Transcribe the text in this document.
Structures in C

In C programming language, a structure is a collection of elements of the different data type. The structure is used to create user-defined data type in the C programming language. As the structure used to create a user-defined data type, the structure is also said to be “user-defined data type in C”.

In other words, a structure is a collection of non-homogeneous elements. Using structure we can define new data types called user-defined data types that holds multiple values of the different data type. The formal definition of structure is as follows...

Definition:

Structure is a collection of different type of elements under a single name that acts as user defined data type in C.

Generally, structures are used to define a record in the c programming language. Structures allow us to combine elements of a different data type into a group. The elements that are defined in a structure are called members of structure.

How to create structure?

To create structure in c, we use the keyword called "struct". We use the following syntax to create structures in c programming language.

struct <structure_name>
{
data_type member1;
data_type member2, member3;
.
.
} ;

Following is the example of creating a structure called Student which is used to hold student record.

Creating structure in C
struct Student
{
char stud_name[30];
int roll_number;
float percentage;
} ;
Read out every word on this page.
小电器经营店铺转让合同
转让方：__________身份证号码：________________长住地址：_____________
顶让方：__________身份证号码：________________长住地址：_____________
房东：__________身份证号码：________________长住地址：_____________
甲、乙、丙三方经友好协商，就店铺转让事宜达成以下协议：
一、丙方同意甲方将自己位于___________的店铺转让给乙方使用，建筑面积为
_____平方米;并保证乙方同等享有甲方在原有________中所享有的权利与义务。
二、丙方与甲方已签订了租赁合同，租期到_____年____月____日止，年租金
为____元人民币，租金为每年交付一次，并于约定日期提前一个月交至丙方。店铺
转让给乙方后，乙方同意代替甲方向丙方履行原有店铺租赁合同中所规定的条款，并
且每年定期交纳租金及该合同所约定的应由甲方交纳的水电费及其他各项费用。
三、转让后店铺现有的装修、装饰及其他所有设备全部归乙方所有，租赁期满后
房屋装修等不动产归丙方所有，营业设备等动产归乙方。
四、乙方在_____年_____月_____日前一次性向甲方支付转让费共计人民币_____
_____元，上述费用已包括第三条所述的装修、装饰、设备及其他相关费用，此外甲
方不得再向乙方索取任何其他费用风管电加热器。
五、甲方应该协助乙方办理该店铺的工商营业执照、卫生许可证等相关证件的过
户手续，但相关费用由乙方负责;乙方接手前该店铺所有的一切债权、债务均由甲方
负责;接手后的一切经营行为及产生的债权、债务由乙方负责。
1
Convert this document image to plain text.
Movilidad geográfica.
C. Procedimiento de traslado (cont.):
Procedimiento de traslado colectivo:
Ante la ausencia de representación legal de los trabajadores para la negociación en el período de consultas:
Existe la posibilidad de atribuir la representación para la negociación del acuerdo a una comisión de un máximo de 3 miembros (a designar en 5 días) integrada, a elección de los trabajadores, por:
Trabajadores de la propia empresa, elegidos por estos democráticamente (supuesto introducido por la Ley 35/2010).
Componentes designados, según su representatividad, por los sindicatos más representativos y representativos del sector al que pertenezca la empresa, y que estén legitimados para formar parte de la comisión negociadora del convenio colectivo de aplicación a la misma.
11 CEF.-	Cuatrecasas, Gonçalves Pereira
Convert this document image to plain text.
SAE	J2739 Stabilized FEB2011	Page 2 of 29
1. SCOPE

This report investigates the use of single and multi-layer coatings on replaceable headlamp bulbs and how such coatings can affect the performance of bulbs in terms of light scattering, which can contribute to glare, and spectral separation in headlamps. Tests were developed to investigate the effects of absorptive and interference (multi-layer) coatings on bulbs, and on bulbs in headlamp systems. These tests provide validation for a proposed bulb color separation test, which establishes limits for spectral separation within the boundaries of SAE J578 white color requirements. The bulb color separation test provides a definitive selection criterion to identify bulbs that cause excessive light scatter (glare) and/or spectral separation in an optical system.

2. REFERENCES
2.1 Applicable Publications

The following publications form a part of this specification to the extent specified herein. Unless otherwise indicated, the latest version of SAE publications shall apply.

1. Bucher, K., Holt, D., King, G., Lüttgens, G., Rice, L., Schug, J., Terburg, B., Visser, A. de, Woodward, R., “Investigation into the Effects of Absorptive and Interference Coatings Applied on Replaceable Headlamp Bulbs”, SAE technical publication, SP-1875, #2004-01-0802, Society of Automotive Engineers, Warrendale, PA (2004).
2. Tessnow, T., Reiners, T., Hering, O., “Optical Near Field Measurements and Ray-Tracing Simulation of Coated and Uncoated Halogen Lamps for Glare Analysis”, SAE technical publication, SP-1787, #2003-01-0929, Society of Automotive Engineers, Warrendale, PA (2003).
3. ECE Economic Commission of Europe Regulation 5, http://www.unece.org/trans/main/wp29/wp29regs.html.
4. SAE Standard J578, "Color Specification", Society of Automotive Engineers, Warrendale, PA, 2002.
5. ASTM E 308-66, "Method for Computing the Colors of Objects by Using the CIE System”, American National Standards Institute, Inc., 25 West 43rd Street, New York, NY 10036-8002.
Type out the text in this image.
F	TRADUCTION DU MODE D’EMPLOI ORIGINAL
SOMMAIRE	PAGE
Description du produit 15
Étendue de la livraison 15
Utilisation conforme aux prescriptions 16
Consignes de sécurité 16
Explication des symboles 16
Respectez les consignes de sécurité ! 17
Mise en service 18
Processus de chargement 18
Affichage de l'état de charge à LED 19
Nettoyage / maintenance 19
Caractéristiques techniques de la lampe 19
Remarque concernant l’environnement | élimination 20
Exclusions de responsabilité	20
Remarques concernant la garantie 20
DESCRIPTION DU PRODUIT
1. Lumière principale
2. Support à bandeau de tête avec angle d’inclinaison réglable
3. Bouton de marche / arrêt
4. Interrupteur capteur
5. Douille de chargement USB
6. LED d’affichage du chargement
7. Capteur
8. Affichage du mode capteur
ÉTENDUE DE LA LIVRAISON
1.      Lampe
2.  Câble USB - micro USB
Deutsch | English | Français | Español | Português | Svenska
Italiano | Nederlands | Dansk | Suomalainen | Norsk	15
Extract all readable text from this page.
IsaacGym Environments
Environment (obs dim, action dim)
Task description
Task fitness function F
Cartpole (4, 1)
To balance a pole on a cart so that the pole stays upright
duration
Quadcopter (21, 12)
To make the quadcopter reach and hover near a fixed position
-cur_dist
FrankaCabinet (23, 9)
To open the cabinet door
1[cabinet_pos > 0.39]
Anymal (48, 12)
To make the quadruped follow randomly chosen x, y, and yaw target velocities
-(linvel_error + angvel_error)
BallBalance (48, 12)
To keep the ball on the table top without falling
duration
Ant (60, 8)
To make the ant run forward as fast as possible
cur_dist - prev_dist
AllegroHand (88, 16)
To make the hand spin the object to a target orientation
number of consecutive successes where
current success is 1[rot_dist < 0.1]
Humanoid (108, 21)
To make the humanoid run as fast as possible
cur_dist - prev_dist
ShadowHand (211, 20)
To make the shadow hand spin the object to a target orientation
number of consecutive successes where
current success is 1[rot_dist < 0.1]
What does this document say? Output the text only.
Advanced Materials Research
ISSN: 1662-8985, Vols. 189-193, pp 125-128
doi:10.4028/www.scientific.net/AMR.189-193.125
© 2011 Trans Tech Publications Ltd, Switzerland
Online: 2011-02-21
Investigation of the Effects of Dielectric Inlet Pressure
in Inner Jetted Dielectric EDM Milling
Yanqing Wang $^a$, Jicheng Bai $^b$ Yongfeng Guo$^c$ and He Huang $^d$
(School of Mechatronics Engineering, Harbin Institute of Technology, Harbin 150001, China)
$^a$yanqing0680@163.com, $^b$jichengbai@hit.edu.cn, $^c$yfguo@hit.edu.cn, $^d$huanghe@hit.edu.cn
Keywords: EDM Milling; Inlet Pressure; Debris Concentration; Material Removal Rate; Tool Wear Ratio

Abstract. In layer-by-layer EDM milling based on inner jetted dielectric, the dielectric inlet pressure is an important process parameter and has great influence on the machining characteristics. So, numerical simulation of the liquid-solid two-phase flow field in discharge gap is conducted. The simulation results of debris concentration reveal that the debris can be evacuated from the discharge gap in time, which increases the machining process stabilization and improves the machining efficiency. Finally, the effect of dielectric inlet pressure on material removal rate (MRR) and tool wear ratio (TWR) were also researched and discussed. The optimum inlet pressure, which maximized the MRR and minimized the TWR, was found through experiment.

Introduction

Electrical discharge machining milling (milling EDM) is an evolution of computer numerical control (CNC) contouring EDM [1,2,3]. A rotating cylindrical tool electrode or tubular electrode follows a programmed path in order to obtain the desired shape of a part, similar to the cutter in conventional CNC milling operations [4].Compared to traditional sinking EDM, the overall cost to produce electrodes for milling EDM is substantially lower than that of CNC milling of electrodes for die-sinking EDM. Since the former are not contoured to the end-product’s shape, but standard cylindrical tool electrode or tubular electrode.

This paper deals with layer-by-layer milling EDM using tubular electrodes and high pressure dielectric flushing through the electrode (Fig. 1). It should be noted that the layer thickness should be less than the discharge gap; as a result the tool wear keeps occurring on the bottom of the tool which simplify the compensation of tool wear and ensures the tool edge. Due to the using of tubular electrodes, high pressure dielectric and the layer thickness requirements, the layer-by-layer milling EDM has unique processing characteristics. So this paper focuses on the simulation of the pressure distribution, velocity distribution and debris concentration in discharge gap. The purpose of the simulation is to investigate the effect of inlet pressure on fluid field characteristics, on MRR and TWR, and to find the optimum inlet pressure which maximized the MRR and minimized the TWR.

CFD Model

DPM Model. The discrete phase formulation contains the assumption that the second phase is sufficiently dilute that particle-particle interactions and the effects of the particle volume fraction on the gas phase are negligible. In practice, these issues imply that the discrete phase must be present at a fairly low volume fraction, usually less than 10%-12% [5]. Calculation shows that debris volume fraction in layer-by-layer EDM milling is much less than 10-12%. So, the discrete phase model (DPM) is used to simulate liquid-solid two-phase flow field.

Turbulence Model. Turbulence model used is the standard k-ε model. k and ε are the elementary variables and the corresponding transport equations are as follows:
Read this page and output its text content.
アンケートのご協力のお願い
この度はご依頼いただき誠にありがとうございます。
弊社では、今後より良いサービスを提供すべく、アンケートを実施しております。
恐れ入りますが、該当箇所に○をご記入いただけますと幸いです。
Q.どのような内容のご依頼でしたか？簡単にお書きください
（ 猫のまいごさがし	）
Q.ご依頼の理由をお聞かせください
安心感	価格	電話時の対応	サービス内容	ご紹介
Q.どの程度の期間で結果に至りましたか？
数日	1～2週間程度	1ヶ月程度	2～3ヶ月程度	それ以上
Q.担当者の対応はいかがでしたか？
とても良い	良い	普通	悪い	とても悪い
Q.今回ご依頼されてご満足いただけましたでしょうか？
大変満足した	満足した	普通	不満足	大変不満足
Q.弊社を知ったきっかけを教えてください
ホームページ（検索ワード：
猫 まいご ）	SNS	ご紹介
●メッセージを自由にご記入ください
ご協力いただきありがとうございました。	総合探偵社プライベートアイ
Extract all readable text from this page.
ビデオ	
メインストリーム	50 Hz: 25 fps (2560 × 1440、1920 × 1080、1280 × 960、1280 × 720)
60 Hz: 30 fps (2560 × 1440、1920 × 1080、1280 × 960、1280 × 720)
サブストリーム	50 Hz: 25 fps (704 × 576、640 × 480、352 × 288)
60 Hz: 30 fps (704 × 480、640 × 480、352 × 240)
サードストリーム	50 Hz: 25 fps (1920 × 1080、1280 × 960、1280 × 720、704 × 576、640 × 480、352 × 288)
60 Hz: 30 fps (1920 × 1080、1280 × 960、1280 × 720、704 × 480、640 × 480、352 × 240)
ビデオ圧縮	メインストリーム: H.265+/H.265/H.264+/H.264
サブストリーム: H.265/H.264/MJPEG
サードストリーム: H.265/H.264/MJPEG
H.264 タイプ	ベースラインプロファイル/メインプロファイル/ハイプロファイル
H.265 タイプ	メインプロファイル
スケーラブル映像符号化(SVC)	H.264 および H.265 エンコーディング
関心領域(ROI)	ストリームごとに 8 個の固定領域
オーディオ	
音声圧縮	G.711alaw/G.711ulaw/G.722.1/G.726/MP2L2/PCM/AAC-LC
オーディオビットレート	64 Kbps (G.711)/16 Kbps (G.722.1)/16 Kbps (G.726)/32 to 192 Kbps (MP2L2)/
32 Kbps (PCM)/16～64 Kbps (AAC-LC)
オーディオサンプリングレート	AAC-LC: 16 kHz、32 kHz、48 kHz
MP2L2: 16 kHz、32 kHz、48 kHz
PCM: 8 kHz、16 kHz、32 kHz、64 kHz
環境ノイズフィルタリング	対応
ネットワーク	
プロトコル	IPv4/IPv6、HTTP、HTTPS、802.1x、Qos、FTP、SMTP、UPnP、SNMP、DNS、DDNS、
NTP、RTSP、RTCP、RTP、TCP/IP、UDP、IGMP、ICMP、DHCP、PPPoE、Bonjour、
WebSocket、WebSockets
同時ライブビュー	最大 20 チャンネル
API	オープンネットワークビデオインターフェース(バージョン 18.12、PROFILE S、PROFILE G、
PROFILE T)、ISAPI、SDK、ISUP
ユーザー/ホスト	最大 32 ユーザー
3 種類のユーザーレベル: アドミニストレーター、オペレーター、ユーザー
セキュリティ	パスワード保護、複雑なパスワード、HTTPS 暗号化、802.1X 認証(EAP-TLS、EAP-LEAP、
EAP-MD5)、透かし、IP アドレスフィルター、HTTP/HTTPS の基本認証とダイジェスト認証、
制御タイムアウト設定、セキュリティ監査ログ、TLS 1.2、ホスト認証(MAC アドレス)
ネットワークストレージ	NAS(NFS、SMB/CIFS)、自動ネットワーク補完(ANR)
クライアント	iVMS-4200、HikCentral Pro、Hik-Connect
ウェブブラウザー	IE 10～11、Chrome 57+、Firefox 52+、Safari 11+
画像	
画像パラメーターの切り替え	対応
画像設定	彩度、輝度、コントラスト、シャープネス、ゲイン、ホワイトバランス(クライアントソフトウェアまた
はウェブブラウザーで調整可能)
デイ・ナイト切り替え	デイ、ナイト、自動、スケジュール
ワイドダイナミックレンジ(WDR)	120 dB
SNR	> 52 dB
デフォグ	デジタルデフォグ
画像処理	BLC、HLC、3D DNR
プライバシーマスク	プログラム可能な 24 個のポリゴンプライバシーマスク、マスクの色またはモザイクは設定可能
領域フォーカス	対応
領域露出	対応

#### Written exercise:
Look through the data above. Each line containing the word "MJPEG" needs to be copied.

#### Written reply:
サブストリーム: H.265/H.264/MJPEG
サードストリーム: H.265/H.264/MJPEG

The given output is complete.